Job »
Every line must be returned precisely as it is written.
** start Provided entries **
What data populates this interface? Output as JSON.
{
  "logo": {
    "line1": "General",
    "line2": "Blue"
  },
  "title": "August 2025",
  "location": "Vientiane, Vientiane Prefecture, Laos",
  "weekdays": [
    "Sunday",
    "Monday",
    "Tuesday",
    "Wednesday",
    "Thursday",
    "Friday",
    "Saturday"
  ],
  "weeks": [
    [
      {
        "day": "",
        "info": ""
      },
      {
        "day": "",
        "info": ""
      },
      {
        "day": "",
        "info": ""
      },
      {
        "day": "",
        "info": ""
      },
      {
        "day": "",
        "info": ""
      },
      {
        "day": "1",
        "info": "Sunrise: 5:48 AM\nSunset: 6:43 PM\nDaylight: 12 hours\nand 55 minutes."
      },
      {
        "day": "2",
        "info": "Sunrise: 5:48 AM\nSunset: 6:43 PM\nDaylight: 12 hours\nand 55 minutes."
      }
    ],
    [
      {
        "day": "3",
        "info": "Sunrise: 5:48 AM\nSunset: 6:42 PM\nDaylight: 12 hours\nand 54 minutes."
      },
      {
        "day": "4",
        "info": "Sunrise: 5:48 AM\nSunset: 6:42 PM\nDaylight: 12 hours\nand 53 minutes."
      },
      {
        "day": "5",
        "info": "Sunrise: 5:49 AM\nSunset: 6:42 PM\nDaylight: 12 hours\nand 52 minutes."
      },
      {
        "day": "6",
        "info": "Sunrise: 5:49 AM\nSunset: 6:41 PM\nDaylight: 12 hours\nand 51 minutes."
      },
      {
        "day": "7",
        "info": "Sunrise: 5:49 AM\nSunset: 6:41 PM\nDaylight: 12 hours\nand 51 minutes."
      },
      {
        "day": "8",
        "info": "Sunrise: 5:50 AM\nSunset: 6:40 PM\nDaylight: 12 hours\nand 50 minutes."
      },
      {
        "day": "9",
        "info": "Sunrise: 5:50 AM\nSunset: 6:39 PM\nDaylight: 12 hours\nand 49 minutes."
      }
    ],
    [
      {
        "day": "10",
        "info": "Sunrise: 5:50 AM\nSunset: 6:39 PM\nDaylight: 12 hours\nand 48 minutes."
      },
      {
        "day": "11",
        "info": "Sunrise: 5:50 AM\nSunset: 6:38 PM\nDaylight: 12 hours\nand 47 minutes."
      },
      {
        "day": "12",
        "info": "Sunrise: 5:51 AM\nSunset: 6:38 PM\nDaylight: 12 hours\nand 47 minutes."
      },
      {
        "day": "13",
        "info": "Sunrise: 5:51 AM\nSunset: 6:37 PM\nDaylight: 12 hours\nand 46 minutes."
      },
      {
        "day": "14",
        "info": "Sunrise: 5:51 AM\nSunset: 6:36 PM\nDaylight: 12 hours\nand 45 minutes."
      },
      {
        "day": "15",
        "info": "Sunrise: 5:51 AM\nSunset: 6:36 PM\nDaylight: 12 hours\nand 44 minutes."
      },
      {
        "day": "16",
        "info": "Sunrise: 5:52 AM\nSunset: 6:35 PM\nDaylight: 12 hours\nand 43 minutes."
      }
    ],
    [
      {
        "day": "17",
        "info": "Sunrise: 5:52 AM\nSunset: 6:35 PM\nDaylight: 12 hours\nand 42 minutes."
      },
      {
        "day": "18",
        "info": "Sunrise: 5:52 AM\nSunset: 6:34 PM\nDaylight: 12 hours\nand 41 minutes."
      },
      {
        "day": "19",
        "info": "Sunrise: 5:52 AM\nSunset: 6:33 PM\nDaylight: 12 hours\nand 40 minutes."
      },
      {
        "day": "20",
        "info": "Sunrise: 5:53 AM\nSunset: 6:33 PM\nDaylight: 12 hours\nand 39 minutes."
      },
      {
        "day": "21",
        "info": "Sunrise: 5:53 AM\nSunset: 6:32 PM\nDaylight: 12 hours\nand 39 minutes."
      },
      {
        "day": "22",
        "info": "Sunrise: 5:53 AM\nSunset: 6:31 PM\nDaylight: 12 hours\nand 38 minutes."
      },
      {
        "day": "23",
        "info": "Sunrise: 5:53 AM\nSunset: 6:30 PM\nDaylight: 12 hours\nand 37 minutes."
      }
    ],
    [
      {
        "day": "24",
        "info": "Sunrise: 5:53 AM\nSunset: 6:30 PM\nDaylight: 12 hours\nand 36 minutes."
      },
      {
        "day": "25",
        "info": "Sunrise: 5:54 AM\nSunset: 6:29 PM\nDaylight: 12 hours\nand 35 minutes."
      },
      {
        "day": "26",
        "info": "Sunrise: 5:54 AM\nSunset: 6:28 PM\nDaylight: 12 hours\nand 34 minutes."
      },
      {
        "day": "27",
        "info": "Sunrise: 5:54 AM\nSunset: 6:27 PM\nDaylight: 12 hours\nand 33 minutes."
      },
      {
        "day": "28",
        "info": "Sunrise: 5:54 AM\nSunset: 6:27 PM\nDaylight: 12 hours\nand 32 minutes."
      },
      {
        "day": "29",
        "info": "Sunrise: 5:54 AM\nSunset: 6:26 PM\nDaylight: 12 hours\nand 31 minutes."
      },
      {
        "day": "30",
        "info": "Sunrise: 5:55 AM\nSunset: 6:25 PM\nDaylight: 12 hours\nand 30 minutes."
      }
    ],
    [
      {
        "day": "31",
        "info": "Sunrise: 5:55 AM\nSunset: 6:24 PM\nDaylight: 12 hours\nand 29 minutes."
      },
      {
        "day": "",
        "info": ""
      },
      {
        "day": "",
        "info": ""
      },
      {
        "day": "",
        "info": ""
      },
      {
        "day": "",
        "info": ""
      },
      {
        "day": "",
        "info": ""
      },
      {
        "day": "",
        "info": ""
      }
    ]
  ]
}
** end Provided entries **
Written solution »
What data populates this interface? Output as JSON.
{
  "logo": {
    "line1": "General",
    "line2": "Blue"
  },
  "title": "August 2025",
  "location": "Vientiane, Vientiane Prefecture, Laos",
  "weekdays": [
    "Sunday",
    "Monday",
    "Tuesday",
    "Wednesday",
    "Thursday",
    "Friday",
    "Saturday"
  ],
  "weeks": [
    [
      {
        "day": "",
        "info": ""
      },
      {
        "day": "",
        "info": ""
      },
      {
        "day": "",
        "info": ""
      },
      {
        "day": "",
        "info": ""
      },
      {
        "day": "",
        "info": ""
      },
      {
        "day": "1",
        "info": "Sunrise: 5:48 AM\nSunset: 6:43 PM\nDaylight: 12 hours\nand 55 minutes."
      },
      {
        "day": "2",
        "info": "Sunrise: 5:48 AM\nSunset: 6:43 PM\nDaylight: 12 hours\nand 55 minutes."
      }
    ],
    [
      {
        "day": "3",
        "info": "Sunrise: 5:48 AM\nSunset: 6:42 PM\nDaylight: 12 hours\nand 54 minutes."
      },
      {
        "day": "4",
        "info": "Sunrise: 5:48 AM\nSunset: 6:42 PM\nDaylight: 12 hours\nand 53 minutes."
      },
      {
        "day": "5",
        "info": "Sunrise: 5:49 AM\nSunset: 6:42 PM\nDaylight: 12 hours\nand 52 minutes."
      },
      {
        "day": "6",
        "info": "Sunrise: 5:49 AM\nSunset: 6:41 PM\nDaylight: 12 hours\nand 51 minutes."
      },
      {
        "day": "7",
        "info": "Sunrise: 5:49 AM\nSunset: 6:41 PM\nDaylight: 12 hours\nand 51 minutes."
      },
      {
        "day": "8",
        "info": "Sunrise: 5:50 AM\nSunset: 6:40 PM\nDaylight: 12 hours\nand 50 minutes."
      },
      {
        "day": "9",
        "info": "Sunrise: 5:50 AM\nSunset: 6:39 PM\nDaylight: 12 hours\nand 49 minutes."
      }
    ],
    [
      {
        "day": "10",
        "info": "Sunrise: 5:50 AM\nSunset: 6:39 PM\nDaylight: 12 hours\nand 48 minutes."
      },
      {
        "day": "11",
        "info": "Sunrise: 5:50 AM\nSunset: 6:38 PM\nDaylight: 12 hours\nand 47 minutes."
      },
      {
        "day": "12",
        "info": "Sunrise: 5:51 AM\nSunset: 6:38 PM\nDaylight: 12 hours\nand 47 minutes."
      },
      {
        "day": "13",
        "info": "Sunrise: 5:51 AM\nSunset: 6:37 PM\nDaylight: 12 hours\nand 46 minutes."
      },
      {
        "day": "14",
        "info": "Sunrise: 5:51 AM\nSunset: 6:36 PM\nDaylight: 12 hours\nand 45 minutes."
      },
      {
        "day": "15",
        "info": "Sunrise: 5:51 AM\nSunset: 6:36 PM\nDaylight: 12 hours\nand 44 minutes."
      },
      {
        "day": "16",
        "info": "Sunrise: 5:52 AM\nSunset: 6:35 PM\nDaylight: 12 hours\nand 43 minutes."
      }
    ],
    [
      {
        "day": "17",
        "info": "Sunrise: 5:52 AM\nSunset: 6:35 PM\nDaylight: 12 hours\nand 42 minutes."
      },
      {
        "day": "18",
        "info": "Sunrise: 5:52 AM\nSunset: 6:34 PM\nDaylight: 12 hours\nand 41 minutes."
      },
      {
        "day": "19",
        "info": "Sunrise: 5:52 AM\nSunset: 6:33 PM\nDaylight: 12 hours\nand 40 minutes."
      },
      {
        "day": "20",
        "info": "Sunrise: 5:53 AM\nSunset: 6:33 PM\nDaylight: 12 hours\nand 39 minutes."
      },
      {
        "day": "21",
        "info": "Sunrise: 5:53 AM\nSunset: 6:32 PM\nDaylight: 12 hours\nand 39 minutes."
      },
      {
        "day": "22",
        "info": "Sunrise: 5:53 AM\nSunset: 6:31 PM\nDaylight: 12 hours\nand 38 minutes."
      },
      {
        "day": "23",
        "info": "Sunrise: 5:53 AM\nSunset: 6:30 PM\nDaylight: 12 hours\nand 37 minutes."
      }
    ],
    [
      {
        "day": "24",
        "info": "Sunrise: 5:53 AM\nSunset: 6:30 PM\nDaylight: 12 hours\nand 36 minutes."
      },
      {
        "day": "25",
        "info": "Sunrise: 5:54 AM\nSunset: 6:29 PM\nDaylight: 12 hours\nand 35 minutes."
      },
      {
        "day": "26",
        "info": "Sunrise: 5:54 AM\nSunset: 6:28 PM\nDaylight: 12 hours\nand 34 minutes."
      },
      {
        "day": "27",
        "info": "Sunrise: 5:54 AM\nSunset: 6:27 PM\nDaylight: 12 hours\nand 33 minutes."
      },
      {
        "day": "28",
        "info": "Sunrise: 5:54 AM\nSunset: 6:27 PM\nDaylight: 12 hours\nand 32 minutes."
      },
      {
        "day": "29",
        "info": "Sunrise: 5:54 AM\nSunset: 6:26 PM\nDaylight: 12 hours\nand 31 minutes."
      },
      {
        "day": "30",
        "info": "Sunrise: 5:55 AM\nSunset: 6:25 PM\nDaylight: 12 hours\nand 30 minutes."
      }
    ],
    [
      {
        "day": "31",
        "info": "Sunrise: 5:55 AM\nSunset: 6:24 PM\nDaylight: 12 hours\nand 29 minutes."
      },
      {
        "day": "",
        "info": ""
      },
      {
        "day": "",
        "info": ""
      },
      {
        "day": "",
        "info": ""
      },
      {
        "day": "",
        "info": ""
      },
      {
        "day": "",
        "info": ""
      },
      {
        "day": "",
        "info": ""
      }
    ]
  ]
}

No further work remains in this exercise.